>>>

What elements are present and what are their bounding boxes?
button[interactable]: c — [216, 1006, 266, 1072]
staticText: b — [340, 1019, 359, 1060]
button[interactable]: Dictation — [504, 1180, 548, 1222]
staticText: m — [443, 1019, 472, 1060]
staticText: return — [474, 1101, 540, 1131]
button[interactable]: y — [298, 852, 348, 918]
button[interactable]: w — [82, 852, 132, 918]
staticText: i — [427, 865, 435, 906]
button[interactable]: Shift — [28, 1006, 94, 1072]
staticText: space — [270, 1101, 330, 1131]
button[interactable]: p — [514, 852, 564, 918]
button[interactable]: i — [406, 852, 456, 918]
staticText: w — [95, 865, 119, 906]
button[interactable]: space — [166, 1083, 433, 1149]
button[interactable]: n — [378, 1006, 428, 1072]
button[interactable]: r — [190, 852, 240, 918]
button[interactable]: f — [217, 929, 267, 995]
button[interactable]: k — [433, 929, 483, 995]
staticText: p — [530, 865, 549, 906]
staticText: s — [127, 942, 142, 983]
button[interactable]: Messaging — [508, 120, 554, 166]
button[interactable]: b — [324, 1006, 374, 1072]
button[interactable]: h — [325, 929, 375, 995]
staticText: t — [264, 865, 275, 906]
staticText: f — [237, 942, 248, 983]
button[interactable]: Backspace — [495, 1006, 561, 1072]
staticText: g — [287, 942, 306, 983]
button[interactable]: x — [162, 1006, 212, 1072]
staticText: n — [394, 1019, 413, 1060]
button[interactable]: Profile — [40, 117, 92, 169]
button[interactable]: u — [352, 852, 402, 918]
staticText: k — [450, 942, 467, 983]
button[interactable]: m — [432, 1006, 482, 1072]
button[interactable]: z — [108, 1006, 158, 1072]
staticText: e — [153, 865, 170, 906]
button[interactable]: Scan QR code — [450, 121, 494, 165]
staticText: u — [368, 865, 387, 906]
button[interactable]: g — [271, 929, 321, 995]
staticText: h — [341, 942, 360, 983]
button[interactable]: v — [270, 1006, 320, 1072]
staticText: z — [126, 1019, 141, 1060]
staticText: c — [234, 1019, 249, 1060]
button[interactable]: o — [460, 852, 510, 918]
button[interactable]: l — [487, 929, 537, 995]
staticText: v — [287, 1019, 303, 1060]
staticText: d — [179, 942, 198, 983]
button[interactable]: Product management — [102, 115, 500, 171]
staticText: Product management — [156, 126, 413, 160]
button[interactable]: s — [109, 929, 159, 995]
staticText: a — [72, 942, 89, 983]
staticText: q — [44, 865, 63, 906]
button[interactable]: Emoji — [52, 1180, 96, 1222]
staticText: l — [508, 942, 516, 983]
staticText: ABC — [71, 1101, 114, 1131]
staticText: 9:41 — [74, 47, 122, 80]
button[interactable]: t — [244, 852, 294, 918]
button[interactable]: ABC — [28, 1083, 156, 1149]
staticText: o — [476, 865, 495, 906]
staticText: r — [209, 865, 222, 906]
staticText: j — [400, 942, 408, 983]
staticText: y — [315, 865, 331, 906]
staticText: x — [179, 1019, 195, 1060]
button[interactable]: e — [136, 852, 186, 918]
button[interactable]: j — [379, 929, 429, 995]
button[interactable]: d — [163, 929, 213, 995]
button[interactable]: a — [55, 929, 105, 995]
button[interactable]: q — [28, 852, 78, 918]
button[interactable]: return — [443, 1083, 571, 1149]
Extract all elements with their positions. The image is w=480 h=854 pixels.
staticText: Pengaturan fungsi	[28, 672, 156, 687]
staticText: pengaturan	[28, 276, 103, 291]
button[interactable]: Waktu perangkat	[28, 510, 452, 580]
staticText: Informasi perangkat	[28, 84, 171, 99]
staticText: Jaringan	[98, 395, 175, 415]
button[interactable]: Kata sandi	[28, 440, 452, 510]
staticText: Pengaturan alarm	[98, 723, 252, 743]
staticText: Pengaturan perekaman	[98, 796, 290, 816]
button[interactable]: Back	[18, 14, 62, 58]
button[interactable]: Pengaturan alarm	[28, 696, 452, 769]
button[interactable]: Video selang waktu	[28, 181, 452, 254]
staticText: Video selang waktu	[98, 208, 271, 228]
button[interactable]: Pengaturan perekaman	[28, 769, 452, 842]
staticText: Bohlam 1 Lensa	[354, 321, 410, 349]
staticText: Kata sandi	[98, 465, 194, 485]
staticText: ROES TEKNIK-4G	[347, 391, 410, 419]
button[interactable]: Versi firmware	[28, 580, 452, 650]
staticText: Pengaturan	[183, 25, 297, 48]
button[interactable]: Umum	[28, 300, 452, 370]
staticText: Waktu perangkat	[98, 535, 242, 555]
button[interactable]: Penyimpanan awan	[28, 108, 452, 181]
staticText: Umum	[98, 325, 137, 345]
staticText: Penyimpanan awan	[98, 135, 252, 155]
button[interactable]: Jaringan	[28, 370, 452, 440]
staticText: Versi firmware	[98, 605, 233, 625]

<<<

» Exercise brief
Copy out the material from its first line up to and including the line that contains "staticText: w — [95, 865, 119, 906]".

» Exercise output
What elements are present and what are their bounding boxes?
button[interactable]: c — [216, 1006, 266, 1072]
staticText: b — [340, 1019, 359, 1060]
button[interactable]: Dictation — [504, 1180, 548, 1222]
staticText: m — [443, 1019, 472, 1060]
staticText: return — [474, 1101, 540, 1131]
button[interactable]: y — [298, 852, 348, 918]
button[interactable]: w — [82, 852, 132, 918]
staticText: i — [427, 865, 435, 906]
button[interactable]: Shift — [28, 1006, 94, 1072]
staticText: space — [270, 1101, 330, 1131]
button[interactable]: p — [514, 852, 564, 918]
button[interactable]: i — [406, 852, 456, 918]
staticText: w — [95, 865, 119, 906]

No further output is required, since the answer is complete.